'''

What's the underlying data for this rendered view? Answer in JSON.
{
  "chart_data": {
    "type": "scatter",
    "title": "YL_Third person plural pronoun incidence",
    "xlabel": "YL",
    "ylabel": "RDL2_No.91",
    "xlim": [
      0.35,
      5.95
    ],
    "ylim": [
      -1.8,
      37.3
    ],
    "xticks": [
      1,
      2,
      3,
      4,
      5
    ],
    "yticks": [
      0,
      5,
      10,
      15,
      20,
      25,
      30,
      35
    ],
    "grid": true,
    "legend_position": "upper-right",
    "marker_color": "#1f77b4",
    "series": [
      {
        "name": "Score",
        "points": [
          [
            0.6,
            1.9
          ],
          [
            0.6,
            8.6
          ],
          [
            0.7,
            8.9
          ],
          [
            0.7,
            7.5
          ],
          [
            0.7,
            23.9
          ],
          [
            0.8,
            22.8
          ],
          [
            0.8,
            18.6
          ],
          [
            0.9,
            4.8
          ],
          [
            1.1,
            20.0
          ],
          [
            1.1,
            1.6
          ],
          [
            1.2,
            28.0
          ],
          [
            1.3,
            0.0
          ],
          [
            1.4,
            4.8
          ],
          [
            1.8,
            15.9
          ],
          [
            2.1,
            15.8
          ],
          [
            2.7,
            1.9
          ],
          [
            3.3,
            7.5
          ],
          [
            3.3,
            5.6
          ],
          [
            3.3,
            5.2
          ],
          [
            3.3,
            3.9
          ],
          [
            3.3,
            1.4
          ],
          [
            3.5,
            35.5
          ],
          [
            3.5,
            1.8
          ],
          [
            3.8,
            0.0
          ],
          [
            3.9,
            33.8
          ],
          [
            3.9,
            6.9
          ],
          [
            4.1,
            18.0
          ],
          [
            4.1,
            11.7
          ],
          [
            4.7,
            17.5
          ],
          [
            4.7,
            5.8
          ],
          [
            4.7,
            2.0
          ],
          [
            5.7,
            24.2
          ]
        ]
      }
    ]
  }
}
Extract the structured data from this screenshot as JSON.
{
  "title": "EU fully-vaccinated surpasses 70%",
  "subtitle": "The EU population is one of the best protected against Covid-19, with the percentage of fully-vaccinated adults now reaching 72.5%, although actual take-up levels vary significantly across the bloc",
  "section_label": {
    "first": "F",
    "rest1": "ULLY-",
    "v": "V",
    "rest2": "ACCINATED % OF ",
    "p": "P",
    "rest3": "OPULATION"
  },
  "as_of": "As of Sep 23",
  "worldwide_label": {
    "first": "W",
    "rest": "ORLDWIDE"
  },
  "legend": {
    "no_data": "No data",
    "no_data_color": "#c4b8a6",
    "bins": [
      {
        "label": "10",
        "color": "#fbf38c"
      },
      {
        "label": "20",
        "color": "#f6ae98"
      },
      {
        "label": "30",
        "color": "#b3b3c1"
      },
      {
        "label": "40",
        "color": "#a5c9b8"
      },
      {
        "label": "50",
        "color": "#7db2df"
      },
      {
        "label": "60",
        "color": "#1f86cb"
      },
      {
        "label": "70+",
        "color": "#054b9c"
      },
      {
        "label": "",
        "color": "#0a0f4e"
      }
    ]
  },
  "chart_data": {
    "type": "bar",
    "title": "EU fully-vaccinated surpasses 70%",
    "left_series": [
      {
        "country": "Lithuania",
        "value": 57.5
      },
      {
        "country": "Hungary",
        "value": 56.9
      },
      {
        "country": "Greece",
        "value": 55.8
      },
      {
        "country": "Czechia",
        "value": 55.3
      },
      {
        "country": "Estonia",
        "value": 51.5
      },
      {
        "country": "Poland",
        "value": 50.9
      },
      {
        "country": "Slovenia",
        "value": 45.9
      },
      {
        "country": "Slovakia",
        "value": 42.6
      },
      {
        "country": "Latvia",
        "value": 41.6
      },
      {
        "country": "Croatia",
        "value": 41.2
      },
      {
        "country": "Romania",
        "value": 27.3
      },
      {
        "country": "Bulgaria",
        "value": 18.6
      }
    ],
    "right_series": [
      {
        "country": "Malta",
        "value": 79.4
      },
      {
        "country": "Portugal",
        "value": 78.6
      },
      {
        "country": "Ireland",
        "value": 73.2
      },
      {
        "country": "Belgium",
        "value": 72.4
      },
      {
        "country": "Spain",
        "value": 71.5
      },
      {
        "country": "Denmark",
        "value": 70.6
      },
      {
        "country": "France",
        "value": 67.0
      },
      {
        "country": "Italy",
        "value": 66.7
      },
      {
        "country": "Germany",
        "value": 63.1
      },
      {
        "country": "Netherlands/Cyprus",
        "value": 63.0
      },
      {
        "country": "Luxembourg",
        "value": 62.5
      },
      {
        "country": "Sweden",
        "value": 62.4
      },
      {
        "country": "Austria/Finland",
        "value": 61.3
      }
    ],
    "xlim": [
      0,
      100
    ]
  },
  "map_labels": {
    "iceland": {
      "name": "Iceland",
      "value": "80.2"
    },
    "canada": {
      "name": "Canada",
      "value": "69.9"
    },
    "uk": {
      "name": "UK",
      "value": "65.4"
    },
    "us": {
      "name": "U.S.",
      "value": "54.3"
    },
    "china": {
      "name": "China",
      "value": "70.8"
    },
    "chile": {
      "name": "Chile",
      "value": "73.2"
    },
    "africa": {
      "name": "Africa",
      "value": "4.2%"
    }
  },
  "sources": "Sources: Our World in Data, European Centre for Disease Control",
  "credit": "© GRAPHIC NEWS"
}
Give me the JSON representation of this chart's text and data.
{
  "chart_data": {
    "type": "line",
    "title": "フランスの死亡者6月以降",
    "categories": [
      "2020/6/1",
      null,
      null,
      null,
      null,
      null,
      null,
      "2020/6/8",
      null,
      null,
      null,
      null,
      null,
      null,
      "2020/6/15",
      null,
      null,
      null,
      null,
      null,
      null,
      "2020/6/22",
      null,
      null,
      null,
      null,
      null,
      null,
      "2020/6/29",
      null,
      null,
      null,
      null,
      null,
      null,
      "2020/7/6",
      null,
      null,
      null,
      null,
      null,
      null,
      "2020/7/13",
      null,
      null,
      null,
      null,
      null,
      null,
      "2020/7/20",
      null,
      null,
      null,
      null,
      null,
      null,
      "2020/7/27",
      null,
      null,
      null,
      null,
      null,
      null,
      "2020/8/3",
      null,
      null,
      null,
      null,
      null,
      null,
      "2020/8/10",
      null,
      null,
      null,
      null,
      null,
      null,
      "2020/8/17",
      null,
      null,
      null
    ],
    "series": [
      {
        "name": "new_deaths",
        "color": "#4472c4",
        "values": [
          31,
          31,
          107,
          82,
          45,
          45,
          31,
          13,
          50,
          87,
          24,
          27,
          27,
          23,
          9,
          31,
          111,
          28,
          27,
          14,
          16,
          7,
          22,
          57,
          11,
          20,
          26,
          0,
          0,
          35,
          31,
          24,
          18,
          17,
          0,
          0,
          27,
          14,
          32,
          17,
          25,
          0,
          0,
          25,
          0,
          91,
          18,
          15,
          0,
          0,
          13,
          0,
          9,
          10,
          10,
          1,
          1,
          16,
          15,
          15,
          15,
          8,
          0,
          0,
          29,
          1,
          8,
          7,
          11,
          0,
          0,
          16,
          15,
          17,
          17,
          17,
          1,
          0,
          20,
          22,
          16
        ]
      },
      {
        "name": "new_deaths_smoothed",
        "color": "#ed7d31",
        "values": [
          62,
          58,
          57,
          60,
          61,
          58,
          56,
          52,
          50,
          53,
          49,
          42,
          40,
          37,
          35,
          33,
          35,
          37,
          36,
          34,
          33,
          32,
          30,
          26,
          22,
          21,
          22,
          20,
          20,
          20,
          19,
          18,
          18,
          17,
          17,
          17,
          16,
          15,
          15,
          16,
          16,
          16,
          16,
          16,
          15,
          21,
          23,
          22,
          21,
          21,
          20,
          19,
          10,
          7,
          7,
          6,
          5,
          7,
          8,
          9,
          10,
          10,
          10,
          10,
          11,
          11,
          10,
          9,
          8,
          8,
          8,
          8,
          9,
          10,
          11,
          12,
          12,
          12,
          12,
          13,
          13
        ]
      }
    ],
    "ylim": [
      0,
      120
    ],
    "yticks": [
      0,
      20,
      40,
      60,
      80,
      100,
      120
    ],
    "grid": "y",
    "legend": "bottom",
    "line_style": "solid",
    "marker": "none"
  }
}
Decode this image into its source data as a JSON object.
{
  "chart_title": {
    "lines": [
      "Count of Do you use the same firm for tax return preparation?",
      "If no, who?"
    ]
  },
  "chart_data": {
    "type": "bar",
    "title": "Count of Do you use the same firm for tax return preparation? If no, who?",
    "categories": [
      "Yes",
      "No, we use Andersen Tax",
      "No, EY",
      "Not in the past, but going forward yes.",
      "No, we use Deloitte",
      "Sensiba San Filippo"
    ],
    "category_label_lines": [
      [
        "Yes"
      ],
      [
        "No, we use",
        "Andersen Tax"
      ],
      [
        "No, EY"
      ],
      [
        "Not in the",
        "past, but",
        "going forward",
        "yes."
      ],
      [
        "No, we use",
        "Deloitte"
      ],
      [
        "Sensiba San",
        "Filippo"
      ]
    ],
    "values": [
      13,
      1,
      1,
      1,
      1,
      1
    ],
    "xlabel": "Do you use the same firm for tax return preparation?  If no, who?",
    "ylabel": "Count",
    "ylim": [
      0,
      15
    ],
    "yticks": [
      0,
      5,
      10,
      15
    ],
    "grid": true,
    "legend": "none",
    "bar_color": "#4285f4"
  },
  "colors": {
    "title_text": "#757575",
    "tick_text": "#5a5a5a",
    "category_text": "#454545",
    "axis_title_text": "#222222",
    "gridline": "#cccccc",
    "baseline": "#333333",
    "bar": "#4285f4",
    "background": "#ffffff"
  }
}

'''

--- What you need to do ---
Show each line of the data that contains the string "fully".

--- Task answer ---
  "title": "EU fully-vaccinated surpasses 70%",
  "subtitle": "The EU population is one of the best protected against Covid-19, with the percentage of fully-vaccinated adults now reaching 72.5%, although actual take-up levels vary significantly across the bloc",
    "title": "EU fully-vaccinated surpasses 70%",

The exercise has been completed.